# Task instructions:
Keep only the lines where "modus" appears.

— START OF Task inputs —

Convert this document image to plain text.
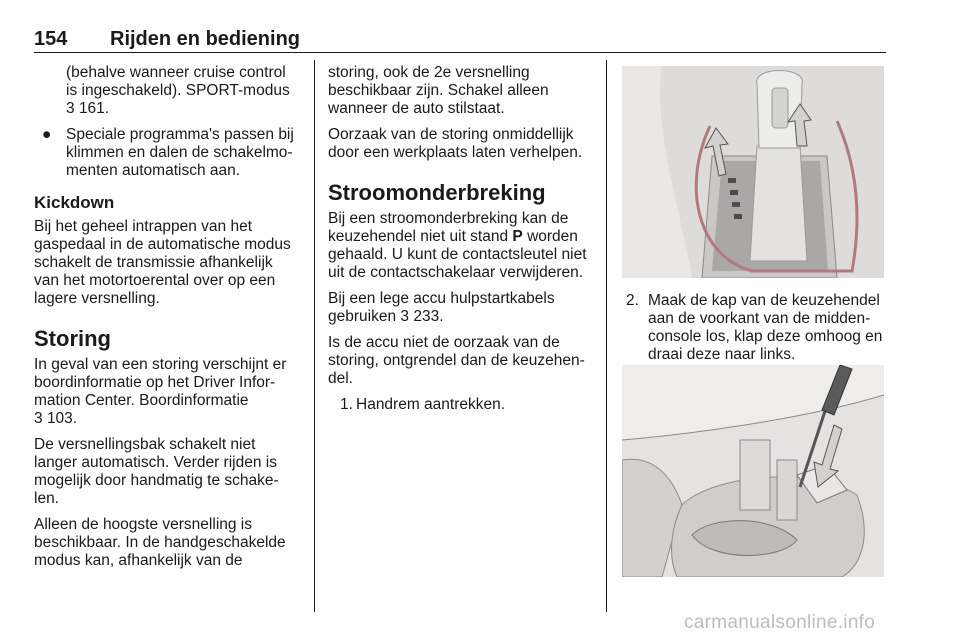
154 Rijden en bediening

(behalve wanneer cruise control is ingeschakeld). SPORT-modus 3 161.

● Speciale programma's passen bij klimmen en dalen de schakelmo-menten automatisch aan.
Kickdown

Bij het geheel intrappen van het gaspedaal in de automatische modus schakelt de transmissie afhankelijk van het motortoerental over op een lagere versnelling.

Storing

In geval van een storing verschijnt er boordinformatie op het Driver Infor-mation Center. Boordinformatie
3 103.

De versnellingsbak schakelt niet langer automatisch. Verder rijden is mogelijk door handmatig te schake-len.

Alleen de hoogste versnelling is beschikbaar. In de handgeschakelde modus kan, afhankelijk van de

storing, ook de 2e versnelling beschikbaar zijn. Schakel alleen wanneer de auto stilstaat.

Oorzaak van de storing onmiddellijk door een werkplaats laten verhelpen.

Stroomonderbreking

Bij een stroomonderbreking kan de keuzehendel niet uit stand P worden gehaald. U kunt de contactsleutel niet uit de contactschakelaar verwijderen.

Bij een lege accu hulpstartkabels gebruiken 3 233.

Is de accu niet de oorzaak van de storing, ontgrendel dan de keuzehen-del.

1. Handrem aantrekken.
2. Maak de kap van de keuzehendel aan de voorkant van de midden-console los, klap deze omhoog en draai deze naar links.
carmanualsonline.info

— END OF Task inputs —

# Result below:
(behalve wanneer cruise control is ingeschakeld). SPORT-modus 3 161.
Bij het geheel intrappen van het gaspedaal in de automatische modus schakelt de transmissie afhankelijk van het motortoerental over op een lagere versnelling.
Alleen de hoogste versnelling is beschikbaar. In de handgeschakelde modus kan, afhankelijk van de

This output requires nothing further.